Your objective
Please find all lines in the data that hold the string "answer" and copy them.

Extracted data
+++

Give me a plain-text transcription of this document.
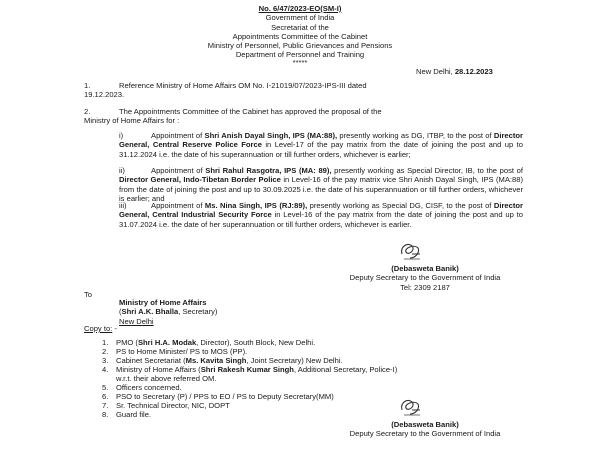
No. 6/47/2023-EO(SM-I)
Government of India
Secretariat of the
Appointments Committee of the Cabinet
Ministry of Personnel, Public Grievances and Pensions
Department of Personnel and Training
*****
New Delhi, 28.12.2023
1.	Reference Ministry of Home Affairs OM No. I-21019/07/2023-IPS-III dated
19.12.2023.
2.	The Appointments Committee of the Cabinet has approved the proposal of the
Ministry of Home Affairs for :
i)	Appointment of Shri Anish Dayal Singh, IPS (MA:88), presently working as DG, ITBP, to the post of Director General, Central Reserve Police Force in Level-17 of the pay matrix from the date of joining the post and up to 31.12.2024 i.e. the date of his superannuation or till further orders, whichever is earlier;
ii)	Appointment of Shri Rahul Rasgotra, IPS (MA: 89), presently working as Special Director, IB, to the post of Director General, Indo-Tibetan Border Police in Level-16 of the pay matrix vice Shri Anish Dayal Singh, IPS (MA:88) from the date of joining the post and up to 30.09.2025 i.e. the date of his superannuation or till further orders, whichever is earlier; and
iii)	Appointment of Ms. Nina Singh, IPS (RJ:89), presently working as Special DG, CISF, to the post of Director General, Central Industrial Security Force in Level-16 of the pay matrix from the date of joining the post and up to 31.07.2024 i.e. the date of her superannuation or till further orders, whichever is earlier.
(Debasweta Banik)
Deputy Secretary to the Government of India
Tel: 2309 2187
To
Ministry of Home Affairs
(Shri A.K. Bhalla, Secretary)
New Delhi
Copy to: -
1. PMO (Shri H.A. Modak, Director), South Block, New Delhi.
2. PS to Home Minister/ PS to MOS (PP).
3. Cabinet Secretariat (Ms. Kavita Singh, Joint Secretary) New Delhi.
4. Ministry of Home Affairs (Shri Rakesh Kumar Singh, Additional Secretary, Police-I)
w.r.t. their above referred OM.
5. Officers concerned.
6. PSO to Secretary (P) / PPS to EO / PS to Deputy Secretary(MM)
7. Sr. Technical Director, NIC, DOPT
8. Guard file.
(Debasweta Banik)
Deputy Secretary to the Government of India
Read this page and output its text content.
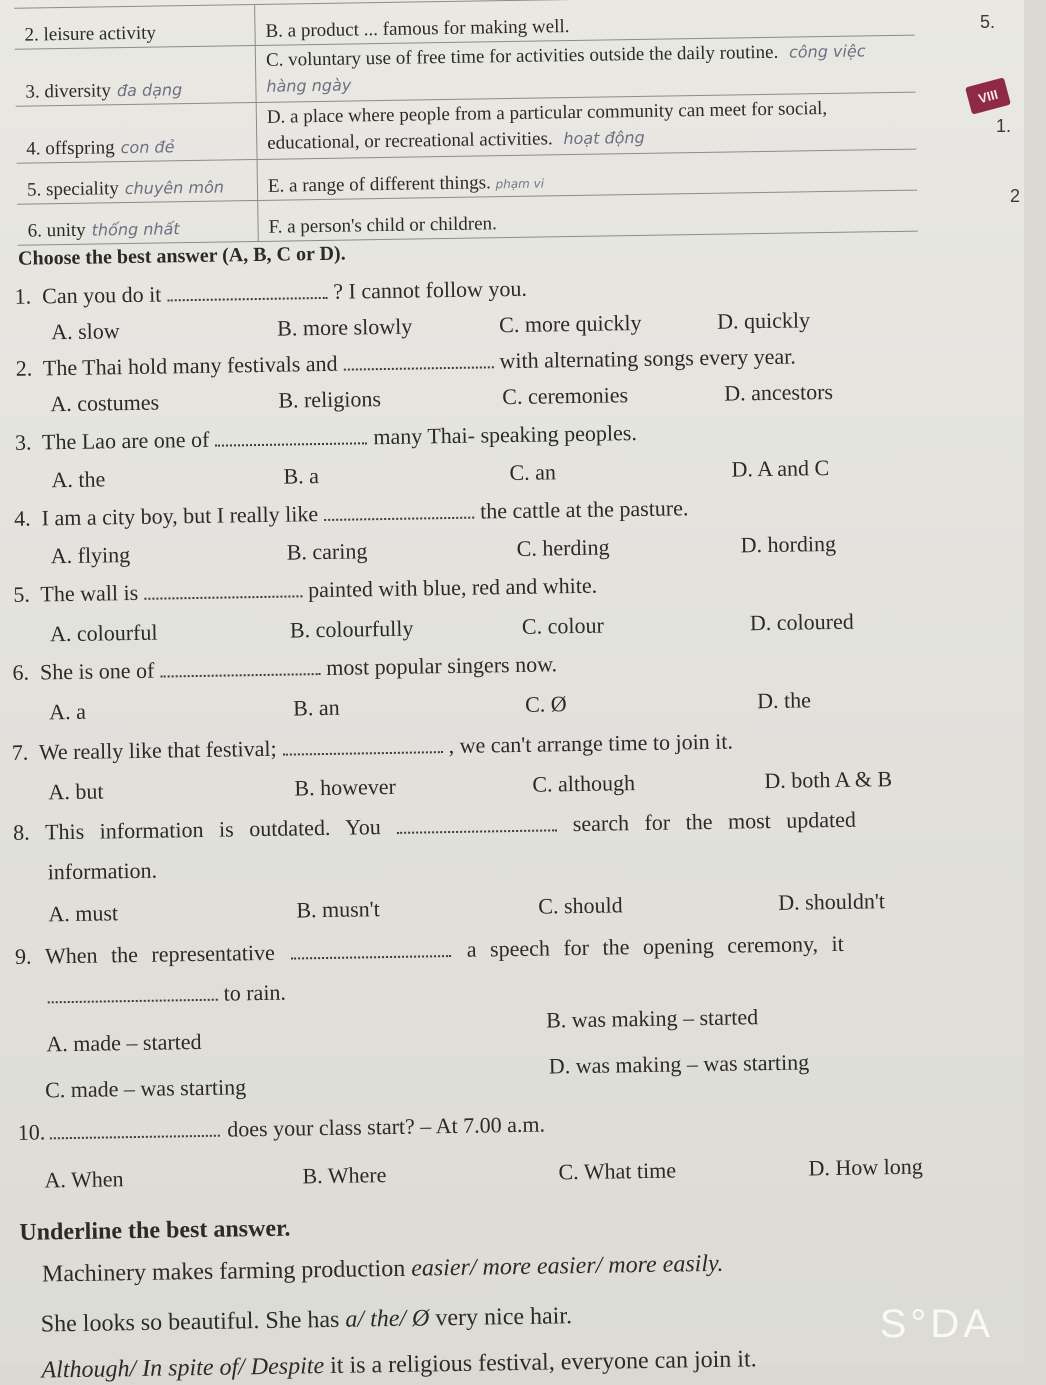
2. leisure activity	B. a product ... famous for making well.
3. diversity đa dạng	C. voluntary use of free time for activities outside the daily routine. công việc hàng ngày
4. offspring con đẻ	D. a place where people from a particular community can meet for social, educational, or recreational activities. hoạt động
5. speciality chuyên môn	E. a range of different things. phạm vi
6. unity thống nhất	F. a person's child or children.
Choose the best answer (A, B, C or D).
1. Can you do it	? I cannot follow you.
A. slow	B. more slowly	C. more quickly	D. quickly
2. The Thai hold many festivals and	with alternating songs every year.
A. costumes	B. religions	C. ceremonies	D. ancestors
3. The Lao are one of	many Thai- speaking peoples.
A. the	B. a	C. an	D. A and C
4. I am a city boy, but I really like	the cattle at the pasture.
A. flying	B. caring	C. herding	D. hording
5. The wall is	painted with blue, red and white.
A. colourful	B. colourfully	C. colour	D. coloured
6. She is one of	most popular singers now.
A. a	B. an	C. Ø	D. the
7. We really like that festival;	, we can't arrange time to join it.
A. but	B. however	C. although	D. both A & B
8. This information is outdated. You	search for the most updated
information.
A. must	B. musn't	C. should	D. shouldn't
9. When the representative	a speech for the opening ceremony, it
to rain.
B. was making – started
A. made – started
D. was making – was starting
C. made – was starting
10.	does your class start? – At 7.00 a.m.
A. When	B. Where	C. What time	D. How long
Underline the best answer.
Machinery makes farming production easier/ more easier/ more easily.
She looks so beautiful. She has a/ the/ Ø very nice hair.
Although/ In spite of/ Despite it is a religious festival, everyone can join it.
5.
VIII
1.
2
S°DA
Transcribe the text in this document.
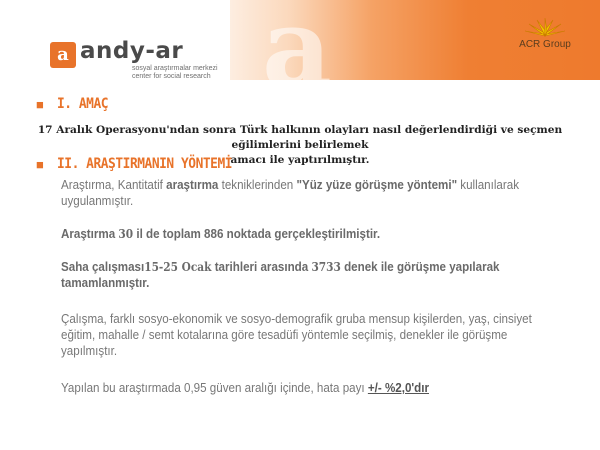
a
a andy-ar
sosyal araştırmalar merkezi
center for social research
ACR Group
■ I. AMAÇ
17 Aralık Operasyonu'ndan sonra Türk halkının olayları nasıl değerlendirdiği ve seçmen eğilimlerini belirlemek
amacı ile yaptırılmıştır.
■ II. ARAŞTIRMANIN YÖNTEMİ
Araştırma, Kantitatif araştırma tekniklerinden "Yüz yüze görüşme yöntemi" kullanılarak
uygulanmıştır.
Araştırma 30 il de toplam 886 noktada gerçekleştirilmiştir.
Saha çalışması15-25 Ocak tarihleri arasında 3733 denek ile görüşme yapılarak
tamamlanmıştır.
Çalışma, farklı sosyo-ekonomik ve sosyo-demografik gruba mensup kişilerden, yaş, cinsiyet
eğitim, mahalle / semt kotalarına göre tesadüfi yöntemle seçilmiş, denekler ile görüşme
yapılmıştır.
Yapılan bu araştırmada 0,95 güven aralığı içinde, hata payı +/- %2,0'dır
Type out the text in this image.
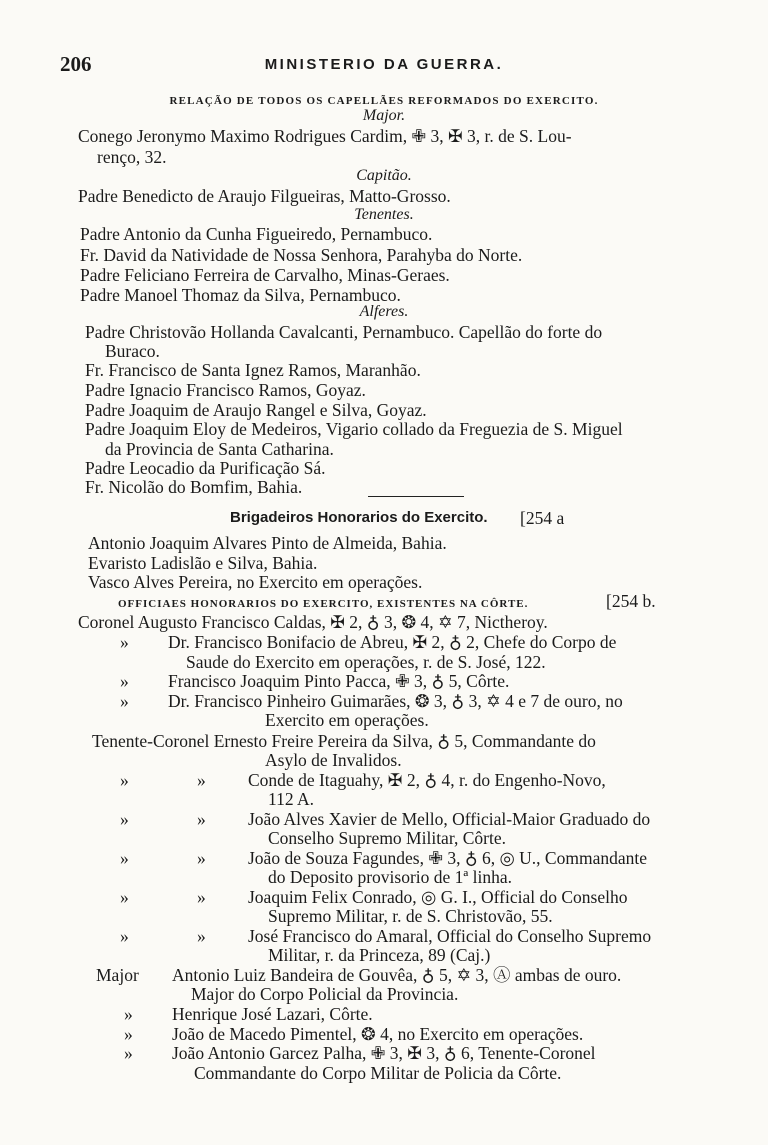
206	MINISTERIO DA GUERRA.
RELAÇÃO DE TODOS OS CAPELLÃES REFORMADOS DO EXERCITO.
Major.
Conego Jeronymo Maximo Rodrigues Cardim, ✙ 3, ✠ 3, r. de S. Lou-
renço, 32.
Capitão.
Padre Benedicto de Araujo Filgueiras, Matto-Grosso.
Tenentes.
Padre Antonio da Cunha Figueiredo, Pernambuco.
Fr. David da Natividade de Nossa Senhora, Parahyba do Norte.
Padre Feliciano Ferreira de Carvalho, Minas-Geraes.
Padre Manoel Thomaz da Silva, Pernambuco.
Alferes.
Padre Christovão Hollanda Cavalcanti, Pernambuco. Capellão do forte do
Buraco.
Fr. Francisco de Santa Ignez Ramos, Maranhão.
Padre Ignacio Francisco Ramos, Goyaz.
Padre Joaquim de Araujo Rangel e Silva, Goyaz.
Padre Joaquim Eloy de Medeiros, Vigario collado da Freguezia de S. Miguel
da Provincia de Santa Catharina.
Padre Leocadio da Purificação Sá.
Fr. Nicolão do Bomfim, Bahia.
Brigadeiros Honorarios do Exercito. [254 a
Antonio Joaquim Alvares Pinto de Almeida, Bahia.
Evaristo Ladislão e Silva, Bahia.
Vasco Alves Pereira, no Exercito em operações.
OFFICIAES HONORARIOS DO EXERCITO, EXISTENTES NA CÔRTE.	[254 b.
Coronel Augusto Francisco Caldas, ✠ 2, ♁ 3, ❂ 4, ✡ 7, Nictheroy.
» Dr. Francisco Bonifacio de Abreu, ✠ 2, ♁ 2, Chefe do Corpo de
Saude do Exercito em operações, r. de S. José, 122.
» Francisco Joaquim Pinto Pacca, ✙ 3, ♁ 5, Côrte.
» Dr. Francisco Pinheiro Guimarães, ❂ 3, ♁ 3, ✡ 4 e 7 de ouro, no
Exercito em operações.
Tenente-Coronel Ernesto Freire Pereira da Silva, ♁ 5, Commandante do
Asylo de Invalidos.
»	» Conde de Itaguahy, ✠ 2, ♁ 4, r. do Engenho-Novo,
112 A.
»	» João Alves Xavier de Mello, Official-Maior Graduado do
Conselho Supremo Militar, Côrte.
»	» João de Souza Fagundes, ✙ 3, ♁ 6, ◎ U., Commandante
do Deposito provisorio de 1ª linha.
»	» Joaquim Felix Conrado, ◎ G. I., Official do Conselho
Supremo Militar, r. de S. Christovão, 55.
»	» José Francisco do Amaral, Official do Conselho Supremo
Militar, r. da Princeza, 89 (Caj.)
Major Antonio Luiz Bandeira de Gouvêa, ♁ 5, ✡ 3, Ⓐ ambas de ouro.
Major do Corpo Policial da Provincia.
» Henrique José Lazari, Côrte.
» João de Macedo Pimentel, ❂ 4, no Exercito em operações.
» João Antonio Garcez Palha, ✙ 3, ✠ 3, ♁ 6, Tenente-Coronel
Commandante do Corpo Militar de Policia da Côrte.
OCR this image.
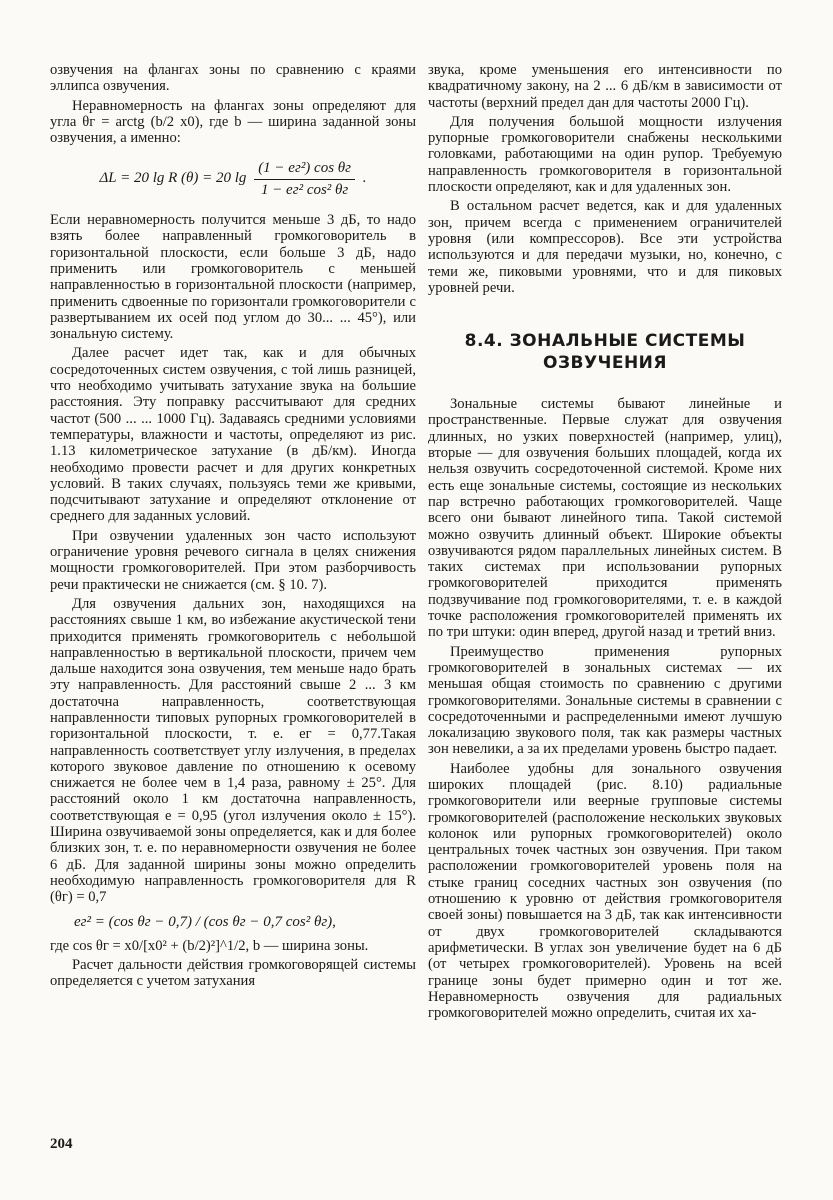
озвучения на флангах зоны по сравнению с краями эллипса озвучения.

Неравномерность на флангах зоны определяют для угла θг = arctg (b/2 x0), где b — ширина заданной зоны озвучения, а именно:

ΔL = 20 lg R (θ) = 20 $\lg \frac{\text{(1 − eг²) cos θг}}{\text{1 − eг² cos² θг}}$ .

Если неравномерность получится меньше 3 дБ, то надо взять более направленный громкоговоритель в горизонтальной плоскости, если больше 3 дБ, надо применить или громкоговоритель с меньшей направленностью в горизонтальной плоскости (например, применить сдвоенные по горизонтали громкоговорители с развертыванием их осей под углом до 30... ... 45°), или зональную систему.

Далее расчет идет так, как и для обычных сосредоточенных систем озвучения, с той лишь разницей, что необходимо учитывать затухание звука на большие расстояния. Эту поправку рассчитывают для средних частот (500 ... ... 1000 Гц). Задаваясь средними условиями температуры, влажности и частоты, определяют из рис. 1.13 километрическое затухание (в дБ/км). Иногда необходимо провести расчет и для других конкретных условий. В таких случаях, пользуясь теми же кривыми, подсчитывают затухание и определяют отклонение от среднего для заданных условий.

При озвучении удаленных зон часто используют ограничение уровня речевого сигнала в целях снижения мощности громкоговорителей. При этом разборчивость речи практически не снижается (см. § 10. 7).

Для озвучения дальних зон, находящихся на расстояниях свыше 1 км, во избежание акустической тени приходится применять громкоговоритель с небольшой направленностью в вертикальной плоскости, причем чем дальше находится зона озвучения, тем меньше надо брать эту направленность. Для расстояний свыше 2 ... 3 км достаточна направленность, соответствующая направленности типовых рупорных громкоговорителей в горизонтальной плоскости, т. е. eг = 0,77.Такая направленность соответствует углу излучения, в пределах которого звуковое давление по отношению к осевому снижается не более чем в 1,4 раза, равному ± 25°. Для расстояний около 1 км достаточна направленность, соответствующая e = 0,95 (угол излучения около ± 15°). Ширина озвучиваемой зоны определяется, как и для более близких зон, т. е. по неравномерности озвучения не более 6 дБ. Для заданной ширины зоны можно определить необходимую направленность громкоговорителя для R (θг) = 0,7

eг² = (cos θг − 0,7) / (cos θг − 0,7 cos² θг),

где cos θг = x0/[x0² + (b/2)²]^1/2, b — ширина зоны.

Расчет дальности действия громкоговорящей системы определяется с учетом затухания

звука, кроме уменьшения его интенсивности по квадратичному закону, на 2 ... 6 дБ/км в зависимости от частоты (верхний предел дан для частоты 2000 Гц).

Для получения большой мощности излучения рупорные громкоговорители снабжены несколькими головками, работающими на один рупор. Требуемую направленность громкоговорителя в горизонтальной плоскости определяют, как и для удаленных зон.

В остальном расчет ведется, как и для удаленных зон, причем всегда с применением ограничителей уровня (или компрессоров). Все эти устройства используются и для передачи музыки, но, конечно, с теми же, пиковыми уровнями, что и для пиковых уровней речи.

8.4. ЗОНАЛЬНЫЕ СИСТЕМЫ
ОЗВУЧЕНИЯ

Зональные системы бывают линейные и пространственные. Первые служат для озвучения длинных, но узких поверхностей (например, улиц), вторые — для озвучения больших площадей, когда их нельзя озвучить сосредоточенной системой. Кроме них есть еще зональные системы, состоящие из нескольких пар встречно работающих громкоговорителей. Чаще всего они бывают линейного типа. Такой системой можно озвучить длинный объект. Широкие объекты озвучиваются рядом параллельных линейных систем. В таких системах при использовании рупорных громкоговорителей приходится применять подзвучивание под громкоговорителями, т. е. в каждой точке расположения громкоговорителей применять их по три штуки: один вперед, другой назад и третий вниз.

Преимущество применения рупорных громкоговорителей в зональных системах — их меньшая общая стоимость по сравнению с другими громкоговорителями. Зональные системы в сравнении с сосредоточенными и распределенными имеют лучшую локализацию звукового поля, так как размеры частных зон невелики, а за их пределами уровень быстро падает.

Наиболее удобны для зонального озвучения широких площадей (рис. 8.10) радиальные громкоговорители или веерные групповые системы громкоговорителей (расположение нескольких звуковых колонок или рупорных громкоговорителей) около центральных точек частных зон озвучения. При таком расположении громкоговорителей уровень поля на стыке границ соседних частных зон озвучения (по отношению к уровню от действия громкоговорителя своей зоны) повышается на 3 дБ, так как интенсивности от двух громкоговорителей складываются арифметически. В углах зон увеличение будет на 6 дБ (от четырех громкоговорителей). Уровень на всей границе зоны будет примерно один и тот же. Неравномерность озвучения для радиальных громкоговорителей можно определить, считая их ха-

204
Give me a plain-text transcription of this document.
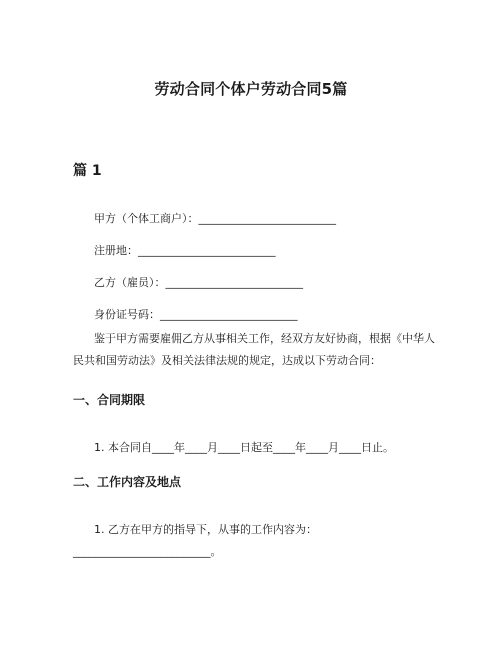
劳动合同个体户劳动合同5篇
篇 1
甲方（个体工商户）：_________________________
注册地：_________________________
乙方（雇员）：_________________________
身份证号码：_________________________
鉴于甲方需要雇佣乙方从事相关工作，经双方友好协商，根据《中华人民共和国劳动法》及相关法律法规的规定，达成以下劳动合同：
一、合同期限
1. 本合同自____年____月____日起至____年____月____日止。
二、工作内容及地点
1. 乙方在甲方的指导下，从事的工作内容为：
_________________________。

+++

Exercise solution
Choose the best answer (A, B, C or D).
Underline the best answer.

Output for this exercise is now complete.